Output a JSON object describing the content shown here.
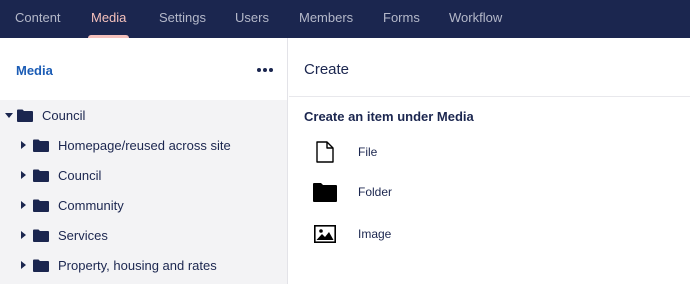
{
  "nav": {
    "tabs": [
      {
        "label": "Content",
        "active": false
      },
      {
        "label": "Media",
        "active": true
      },
      {
        "label": "Settings",
        "active": false
      },
      {
        "label": "Users",
        "active": false
      },
      {
        "label": "Members",
        "active": false
      },
      {
        "label": "Forms",
        "active": false
      },
      {
        "label": "Workflow",
        "active": false
      }
    ]
  },
  "sidebar": {
    "title": "Media",
    "more_icon": "ellipsis-icon",
    "tree": {
      "root": {
        "label": "Council",
        "expanded": true,
        "icon": "folder-icon"
      },
      "children": [
        {
          "label": "Homepage/reused across site",
          "icon": "folder-icon"
        },
        {
          "label": "Council",
          "icon": "folder-icon"
        },
        {
          "label": "Community",
          "icon": "folder-icon"
        },
        {
          "label": "Services",
          "icon": "folder-icon"
        },
        {
          "label": "Property, housing and rates",
          "icon": "folder-icon"
        }
      ]
    }
  },
  "main": {
    "title": "Create",
    "section_title": "Create an item under Media",
    "items": [
      {
        "label": "File",
        "icon": "file-icon"
      },
      {
        "label": "Folder",
        "icon": "folder-icon"
      },
      {
        "label": "Image",
        "icon": "image-icon"
      }
    ]
  },
  "colors": {
    "nav_bg": "#1b264f",
    "nav_active": "#f5c1bc",
    "sidebar_title": "#1b5cb5",
    "text": "#1b264f"
  }
}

----------

Task goal:
In the data above, tally the lines holding "Create" and answer with the figure only.

Exercise result:
2